STATED GOAL =>
Copy nothing but the text: repeat each entry exactly and drop the images.

──────────────────────────────

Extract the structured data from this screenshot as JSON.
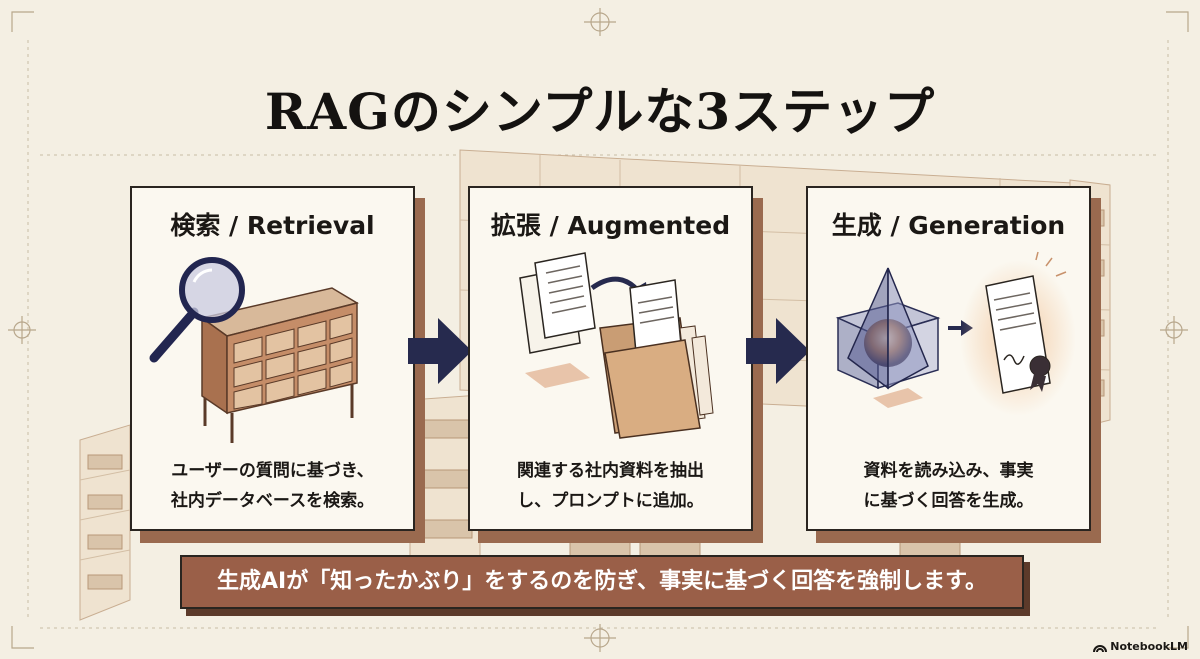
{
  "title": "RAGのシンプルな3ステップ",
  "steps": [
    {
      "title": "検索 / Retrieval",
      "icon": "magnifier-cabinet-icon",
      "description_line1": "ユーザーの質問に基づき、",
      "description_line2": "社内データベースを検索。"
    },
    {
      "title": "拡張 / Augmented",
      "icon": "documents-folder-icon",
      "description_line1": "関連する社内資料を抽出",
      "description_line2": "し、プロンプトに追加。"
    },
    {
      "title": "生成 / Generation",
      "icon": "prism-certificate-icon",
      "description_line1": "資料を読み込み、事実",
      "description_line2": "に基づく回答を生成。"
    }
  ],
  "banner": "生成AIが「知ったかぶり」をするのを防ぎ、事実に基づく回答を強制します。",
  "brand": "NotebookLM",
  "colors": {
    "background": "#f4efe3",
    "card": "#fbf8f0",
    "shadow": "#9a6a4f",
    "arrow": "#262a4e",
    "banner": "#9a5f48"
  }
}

──────────────────────────────

RESPONSE =>
Extract the structured data from this screenshot as JSON.
{
  "title": "RAGのシンプルな3ステップ",
  "steps": [
    {
      "title": "検索 / Retrieval",
      "icon": "magnifier-cabinet-icon",
      "description_line1": "ユーザーの質問に基づき、",
      "description_line2": "社内データベースを検索。"
    },
    {
      "title": "拡張 / Augmented",
      "icon": "documents-folder-icon",
      "description_line1": "関連する社内資料を抽出",
      "description_line2": "し、プロンプトに追加。"
    },
    {
      "title": "生成 / Generation",
      "icon": "prism-certificate-icon",
      "description_line1": "資料を読み込み、事実",
      "description_line2": "に基づく回答を生成。"
    }
  ],
  "banner": "生成AIが「知ったかぶり」をするのを防ぎ、事実に基づく回答を強制します。",
  "brand": "NotebookLM",
  "colors": {
    "background": "#f4efe3",
    "card": "#fbf8f0",
    "shadow": "#9a6a4f",
    "arrow": "#262a4e",
    "banner": "#9a5f48"
  }
}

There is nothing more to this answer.